FIG. 2 shows an example software architecture 200 providing indexing for deduplication which may be implemented in the system 100 shown in FIG. 1. The software architecture may interface with one or more virtual machines 202 via an interface 204. The software architecture may implement deduplication for storage 206. It is noted that the term “interface” is used herein to generally describe this component, which may include a file system, RAID controller, etc.

FIG. 2 also shows a first storage 210 (e.g., RAM). First storage 210 may be provided as part of a storage device, or operatively associated with a storage device, for storing a first table 212. A second storage 220 (e.g., flash memory) may also be provided. Second storage 220 may be provided as part of a storage device, or operatively associated with a storage device, for storing a second table 222. The software architecture 200 may comprise an update agent 230 executable to operate on the tables 212 and 222. It is noted that the components shown in FIG. 2 are provided only for purposes of illustration and are not intended to be limiting. Other arrangements are possible, as are different types of memory such as noted above.

The software architecture 200 may be implemented as program code (e.g., firmware and/or software and/or other logic instructions) stored on one or more computer readable medium and executable by one or more processor to perform the operations described below.

The update agent 230 manages the full-chunk index (i.e., the block hash to physical address table). Example operations on a full chunk index include, but are not limited to, lookup a key/hash, and lookup a key/hash and modify an associated entry (including removing it). The following discussion is based on the latter case, as modifying an entry is a superset of the former operation.

## DATA SECTION
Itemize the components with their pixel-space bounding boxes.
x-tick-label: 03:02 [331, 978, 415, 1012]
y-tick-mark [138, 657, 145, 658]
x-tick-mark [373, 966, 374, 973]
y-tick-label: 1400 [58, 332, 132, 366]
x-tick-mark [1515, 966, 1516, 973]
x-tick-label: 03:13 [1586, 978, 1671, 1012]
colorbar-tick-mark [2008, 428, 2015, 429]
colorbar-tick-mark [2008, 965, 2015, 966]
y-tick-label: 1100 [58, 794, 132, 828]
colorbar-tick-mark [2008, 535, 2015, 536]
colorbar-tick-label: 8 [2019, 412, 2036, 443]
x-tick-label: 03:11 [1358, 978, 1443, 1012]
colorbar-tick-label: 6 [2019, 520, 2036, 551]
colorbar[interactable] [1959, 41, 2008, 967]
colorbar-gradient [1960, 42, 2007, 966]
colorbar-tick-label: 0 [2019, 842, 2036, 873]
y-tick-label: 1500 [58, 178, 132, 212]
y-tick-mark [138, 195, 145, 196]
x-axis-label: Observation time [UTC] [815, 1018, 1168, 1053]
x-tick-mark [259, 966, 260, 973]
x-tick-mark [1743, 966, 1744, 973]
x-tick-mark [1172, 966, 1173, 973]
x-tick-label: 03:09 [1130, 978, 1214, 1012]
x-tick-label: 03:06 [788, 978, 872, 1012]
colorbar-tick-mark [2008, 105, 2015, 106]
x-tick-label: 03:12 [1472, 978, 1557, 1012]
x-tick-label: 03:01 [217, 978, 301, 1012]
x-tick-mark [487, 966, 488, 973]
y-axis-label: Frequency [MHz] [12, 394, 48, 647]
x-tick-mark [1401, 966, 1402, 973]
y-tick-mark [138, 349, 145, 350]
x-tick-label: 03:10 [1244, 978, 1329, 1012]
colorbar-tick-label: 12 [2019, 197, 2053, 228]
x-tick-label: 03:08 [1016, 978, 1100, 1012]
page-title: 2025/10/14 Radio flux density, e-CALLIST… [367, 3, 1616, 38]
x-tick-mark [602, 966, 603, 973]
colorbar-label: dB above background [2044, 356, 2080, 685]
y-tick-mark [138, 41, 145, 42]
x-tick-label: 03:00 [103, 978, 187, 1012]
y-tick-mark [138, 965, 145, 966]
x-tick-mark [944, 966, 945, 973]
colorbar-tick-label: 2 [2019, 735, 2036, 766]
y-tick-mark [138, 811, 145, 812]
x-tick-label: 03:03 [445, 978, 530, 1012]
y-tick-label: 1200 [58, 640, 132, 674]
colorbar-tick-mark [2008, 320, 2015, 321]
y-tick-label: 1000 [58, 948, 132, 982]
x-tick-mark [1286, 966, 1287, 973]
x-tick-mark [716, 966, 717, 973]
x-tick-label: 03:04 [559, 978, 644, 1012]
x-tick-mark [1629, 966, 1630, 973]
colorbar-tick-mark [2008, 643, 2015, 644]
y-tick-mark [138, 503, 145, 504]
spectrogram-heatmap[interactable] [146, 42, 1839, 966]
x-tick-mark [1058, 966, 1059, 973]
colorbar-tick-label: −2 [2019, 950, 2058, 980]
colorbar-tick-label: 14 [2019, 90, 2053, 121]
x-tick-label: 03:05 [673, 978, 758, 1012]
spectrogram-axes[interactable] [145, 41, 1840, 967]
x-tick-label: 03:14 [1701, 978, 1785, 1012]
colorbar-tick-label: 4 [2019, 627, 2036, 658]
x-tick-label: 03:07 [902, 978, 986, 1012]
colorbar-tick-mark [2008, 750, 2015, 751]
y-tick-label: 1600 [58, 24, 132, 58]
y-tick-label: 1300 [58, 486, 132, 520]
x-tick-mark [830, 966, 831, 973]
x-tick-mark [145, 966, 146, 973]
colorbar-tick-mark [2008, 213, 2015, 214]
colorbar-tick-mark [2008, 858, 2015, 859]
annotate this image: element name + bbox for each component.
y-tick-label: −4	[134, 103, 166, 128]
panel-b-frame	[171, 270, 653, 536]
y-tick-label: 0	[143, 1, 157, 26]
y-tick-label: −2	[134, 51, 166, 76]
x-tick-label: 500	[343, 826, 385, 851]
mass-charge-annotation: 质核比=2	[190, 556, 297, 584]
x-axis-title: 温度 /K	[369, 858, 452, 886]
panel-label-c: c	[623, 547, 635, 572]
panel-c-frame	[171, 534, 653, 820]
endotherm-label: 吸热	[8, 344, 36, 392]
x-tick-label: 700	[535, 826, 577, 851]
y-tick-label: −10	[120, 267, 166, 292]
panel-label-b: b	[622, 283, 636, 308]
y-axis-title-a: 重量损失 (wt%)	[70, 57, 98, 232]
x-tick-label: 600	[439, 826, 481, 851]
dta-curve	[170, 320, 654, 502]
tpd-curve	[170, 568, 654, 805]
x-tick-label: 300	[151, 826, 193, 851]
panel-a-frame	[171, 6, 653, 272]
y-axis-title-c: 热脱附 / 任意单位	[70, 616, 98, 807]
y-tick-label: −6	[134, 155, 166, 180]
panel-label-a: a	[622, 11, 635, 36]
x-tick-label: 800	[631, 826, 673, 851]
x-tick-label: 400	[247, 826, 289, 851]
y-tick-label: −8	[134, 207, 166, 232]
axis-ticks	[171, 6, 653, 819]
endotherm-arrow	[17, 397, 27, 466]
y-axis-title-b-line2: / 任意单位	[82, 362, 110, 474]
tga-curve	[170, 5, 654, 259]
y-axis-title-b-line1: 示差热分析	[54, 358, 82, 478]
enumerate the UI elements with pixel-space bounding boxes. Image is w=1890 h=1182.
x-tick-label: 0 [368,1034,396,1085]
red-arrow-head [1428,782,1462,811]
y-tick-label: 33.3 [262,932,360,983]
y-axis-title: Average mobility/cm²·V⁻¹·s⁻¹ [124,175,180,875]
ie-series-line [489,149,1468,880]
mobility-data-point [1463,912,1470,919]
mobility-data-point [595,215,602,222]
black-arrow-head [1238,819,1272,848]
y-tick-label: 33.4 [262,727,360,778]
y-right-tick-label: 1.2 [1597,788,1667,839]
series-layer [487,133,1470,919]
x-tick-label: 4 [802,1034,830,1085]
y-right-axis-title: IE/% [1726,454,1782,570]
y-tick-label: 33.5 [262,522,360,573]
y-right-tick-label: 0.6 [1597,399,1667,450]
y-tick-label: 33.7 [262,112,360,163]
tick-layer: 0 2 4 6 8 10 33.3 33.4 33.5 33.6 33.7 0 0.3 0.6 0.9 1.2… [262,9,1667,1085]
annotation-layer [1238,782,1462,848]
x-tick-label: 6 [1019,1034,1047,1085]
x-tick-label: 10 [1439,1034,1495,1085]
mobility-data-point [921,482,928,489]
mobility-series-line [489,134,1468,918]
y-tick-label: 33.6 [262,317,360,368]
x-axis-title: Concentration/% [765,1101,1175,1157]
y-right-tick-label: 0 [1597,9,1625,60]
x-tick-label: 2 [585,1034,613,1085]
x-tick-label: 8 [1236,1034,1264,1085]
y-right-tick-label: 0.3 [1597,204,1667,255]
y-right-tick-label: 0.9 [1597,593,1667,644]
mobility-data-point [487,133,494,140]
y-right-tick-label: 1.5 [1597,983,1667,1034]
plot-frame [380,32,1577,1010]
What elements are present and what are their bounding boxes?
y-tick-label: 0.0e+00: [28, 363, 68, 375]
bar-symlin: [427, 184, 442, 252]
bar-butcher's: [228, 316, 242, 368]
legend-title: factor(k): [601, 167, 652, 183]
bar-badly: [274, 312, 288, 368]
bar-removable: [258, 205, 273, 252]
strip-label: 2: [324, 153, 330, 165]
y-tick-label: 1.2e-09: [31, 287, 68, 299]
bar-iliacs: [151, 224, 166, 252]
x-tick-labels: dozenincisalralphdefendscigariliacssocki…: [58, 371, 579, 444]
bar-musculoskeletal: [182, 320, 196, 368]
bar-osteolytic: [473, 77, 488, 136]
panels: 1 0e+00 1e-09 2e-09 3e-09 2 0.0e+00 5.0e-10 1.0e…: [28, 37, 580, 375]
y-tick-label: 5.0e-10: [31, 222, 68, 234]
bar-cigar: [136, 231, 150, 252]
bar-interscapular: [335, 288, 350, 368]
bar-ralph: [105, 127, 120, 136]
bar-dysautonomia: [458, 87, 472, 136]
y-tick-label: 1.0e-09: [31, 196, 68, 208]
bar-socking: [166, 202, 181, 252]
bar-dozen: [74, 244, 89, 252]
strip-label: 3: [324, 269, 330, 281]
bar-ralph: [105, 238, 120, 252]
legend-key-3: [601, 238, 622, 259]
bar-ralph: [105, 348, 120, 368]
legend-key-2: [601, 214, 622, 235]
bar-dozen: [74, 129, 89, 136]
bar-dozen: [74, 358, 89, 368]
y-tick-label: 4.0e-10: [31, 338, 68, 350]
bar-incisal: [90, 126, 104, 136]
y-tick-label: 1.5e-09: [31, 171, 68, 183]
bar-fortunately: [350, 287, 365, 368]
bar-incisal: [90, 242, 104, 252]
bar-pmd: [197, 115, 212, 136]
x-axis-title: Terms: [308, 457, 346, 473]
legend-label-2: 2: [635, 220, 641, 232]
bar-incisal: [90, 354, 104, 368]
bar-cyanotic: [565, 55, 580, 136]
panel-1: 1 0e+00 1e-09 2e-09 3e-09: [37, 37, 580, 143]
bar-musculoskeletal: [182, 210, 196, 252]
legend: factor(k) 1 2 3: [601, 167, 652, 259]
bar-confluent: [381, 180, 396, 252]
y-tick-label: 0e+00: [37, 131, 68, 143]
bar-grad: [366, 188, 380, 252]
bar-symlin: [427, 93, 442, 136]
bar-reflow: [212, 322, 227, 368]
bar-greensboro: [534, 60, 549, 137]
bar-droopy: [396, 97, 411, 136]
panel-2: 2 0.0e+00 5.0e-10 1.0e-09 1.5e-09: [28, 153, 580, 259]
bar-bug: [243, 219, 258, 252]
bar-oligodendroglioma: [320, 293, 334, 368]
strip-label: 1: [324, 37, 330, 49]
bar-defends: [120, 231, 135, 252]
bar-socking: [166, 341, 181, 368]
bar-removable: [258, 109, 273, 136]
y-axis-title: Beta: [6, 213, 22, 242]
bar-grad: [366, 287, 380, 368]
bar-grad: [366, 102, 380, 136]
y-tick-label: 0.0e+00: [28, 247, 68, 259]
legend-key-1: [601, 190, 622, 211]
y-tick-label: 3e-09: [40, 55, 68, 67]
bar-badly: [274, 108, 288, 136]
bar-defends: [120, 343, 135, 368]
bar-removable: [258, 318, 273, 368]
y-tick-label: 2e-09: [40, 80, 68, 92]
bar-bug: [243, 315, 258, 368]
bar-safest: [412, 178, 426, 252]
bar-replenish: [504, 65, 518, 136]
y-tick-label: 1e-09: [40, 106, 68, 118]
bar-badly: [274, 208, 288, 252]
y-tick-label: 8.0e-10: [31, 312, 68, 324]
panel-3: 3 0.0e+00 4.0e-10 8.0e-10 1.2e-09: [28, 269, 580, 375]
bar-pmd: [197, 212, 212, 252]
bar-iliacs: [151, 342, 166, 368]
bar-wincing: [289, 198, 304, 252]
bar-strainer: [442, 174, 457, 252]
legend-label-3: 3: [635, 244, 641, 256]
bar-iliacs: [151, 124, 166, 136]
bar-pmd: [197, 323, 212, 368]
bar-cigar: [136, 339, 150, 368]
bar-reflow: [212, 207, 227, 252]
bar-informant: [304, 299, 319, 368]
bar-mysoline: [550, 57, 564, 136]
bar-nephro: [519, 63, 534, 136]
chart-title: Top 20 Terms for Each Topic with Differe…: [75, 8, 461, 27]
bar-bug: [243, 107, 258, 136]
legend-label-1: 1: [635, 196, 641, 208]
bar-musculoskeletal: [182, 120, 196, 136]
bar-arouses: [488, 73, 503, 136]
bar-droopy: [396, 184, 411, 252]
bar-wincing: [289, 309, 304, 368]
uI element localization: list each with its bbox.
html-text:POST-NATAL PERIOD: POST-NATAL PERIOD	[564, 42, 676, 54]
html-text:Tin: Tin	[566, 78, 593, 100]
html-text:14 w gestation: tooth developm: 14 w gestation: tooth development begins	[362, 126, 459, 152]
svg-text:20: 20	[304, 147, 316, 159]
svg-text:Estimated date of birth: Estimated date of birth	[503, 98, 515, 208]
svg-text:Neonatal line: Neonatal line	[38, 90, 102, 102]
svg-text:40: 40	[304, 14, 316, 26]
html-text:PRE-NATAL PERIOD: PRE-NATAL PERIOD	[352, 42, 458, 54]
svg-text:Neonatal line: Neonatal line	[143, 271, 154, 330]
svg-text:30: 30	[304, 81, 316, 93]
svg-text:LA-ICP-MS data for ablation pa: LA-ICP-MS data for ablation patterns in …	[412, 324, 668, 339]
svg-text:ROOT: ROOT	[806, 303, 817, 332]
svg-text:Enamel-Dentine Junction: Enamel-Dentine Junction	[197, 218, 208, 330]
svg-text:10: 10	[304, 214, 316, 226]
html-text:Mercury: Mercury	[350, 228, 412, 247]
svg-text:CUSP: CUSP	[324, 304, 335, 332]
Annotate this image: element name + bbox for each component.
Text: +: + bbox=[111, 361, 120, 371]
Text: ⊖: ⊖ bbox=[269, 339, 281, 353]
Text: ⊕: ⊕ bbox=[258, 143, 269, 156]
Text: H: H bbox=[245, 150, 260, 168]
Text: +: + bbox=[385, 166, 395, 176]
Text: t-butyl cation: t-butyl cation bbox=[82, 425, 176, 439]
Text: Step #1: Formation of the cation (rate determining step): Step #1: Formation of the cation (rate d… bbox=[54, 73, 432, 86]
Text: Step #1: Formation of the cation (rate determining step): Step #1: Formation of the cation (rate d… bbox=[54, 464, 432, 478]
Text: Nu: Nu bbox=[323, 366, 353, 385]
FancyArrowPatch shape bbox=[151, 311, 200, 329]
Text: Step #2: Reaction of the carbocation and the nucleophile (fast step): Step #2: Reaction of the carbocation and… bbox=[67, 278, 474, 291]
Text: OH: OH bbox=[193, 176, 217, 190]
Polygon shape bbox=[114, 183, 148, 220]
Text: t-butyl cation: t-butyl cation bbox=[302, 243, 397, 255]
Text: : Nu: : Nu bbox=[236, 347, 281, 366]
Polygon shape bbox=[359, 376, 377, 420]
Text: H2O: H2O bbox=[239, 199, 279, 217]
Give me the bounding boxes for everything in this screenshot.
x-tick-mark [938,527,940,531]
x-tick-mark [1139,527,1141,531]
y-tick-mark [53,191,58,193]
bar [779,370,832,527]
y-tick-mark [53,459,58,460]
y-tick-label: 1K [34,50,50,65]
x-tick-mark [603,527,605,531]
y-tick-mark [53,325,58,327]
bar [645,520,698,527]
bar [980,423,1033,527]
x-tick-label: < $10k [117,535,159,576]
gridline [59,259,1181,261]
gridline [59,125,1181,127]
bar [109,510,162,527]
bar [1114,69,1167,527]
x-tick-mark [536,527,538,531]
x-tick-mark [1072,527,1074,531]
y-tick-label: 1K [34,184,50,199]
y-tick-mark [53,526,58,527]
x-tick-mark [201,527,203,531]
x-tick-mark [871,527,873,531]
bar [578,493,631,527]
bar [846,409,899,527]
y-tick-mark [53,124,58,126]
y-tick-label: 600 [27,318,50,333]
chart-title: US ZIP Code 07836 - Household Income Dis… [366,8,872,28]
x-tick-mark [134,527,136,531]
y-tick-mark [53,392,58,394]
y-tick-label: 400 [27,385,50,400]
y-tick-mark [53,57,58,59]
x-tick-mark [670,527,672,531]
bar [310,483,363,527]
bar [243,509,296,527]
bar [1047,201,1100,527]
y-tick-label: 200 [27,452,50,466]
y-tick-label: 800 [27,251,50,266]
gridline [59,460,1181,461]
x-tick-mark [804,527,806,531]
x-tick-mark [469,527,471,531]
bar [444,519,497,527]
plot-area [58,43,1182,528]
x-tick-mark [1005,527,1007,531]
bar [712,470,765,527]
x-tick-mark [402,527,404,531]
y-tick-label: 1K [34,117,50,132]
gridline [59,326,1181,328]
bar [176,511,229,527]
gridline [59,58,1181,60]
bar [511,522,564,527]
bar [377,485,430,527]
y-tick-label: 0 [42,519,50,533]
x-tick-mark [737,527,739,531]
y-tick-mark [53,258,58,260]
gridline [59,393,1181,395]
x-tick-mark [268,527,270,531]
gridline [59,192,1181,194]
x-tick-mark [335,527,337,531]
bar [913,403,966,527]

## BRIEF
Decide whether each statement below agrees with the deduplication passage above. For each one, answer yes or no and quote the words from the passage that decide it.
(a) The first storage 210 is given as an example of flash memory.
(b) The update agent 230 manages the full-chunk index.
(c) The discussion that follows is based on looking up a key/hash without modifying an entry.

## EXERCISE RESULT
(a) No: "a first storage 210 (e.g., RAM)"
(b) Yes: "The update agent 230 manages the full-chunk index"
(c) No: "The following discussion is based on the latter case, as modifying an entry is a superset of the former operation."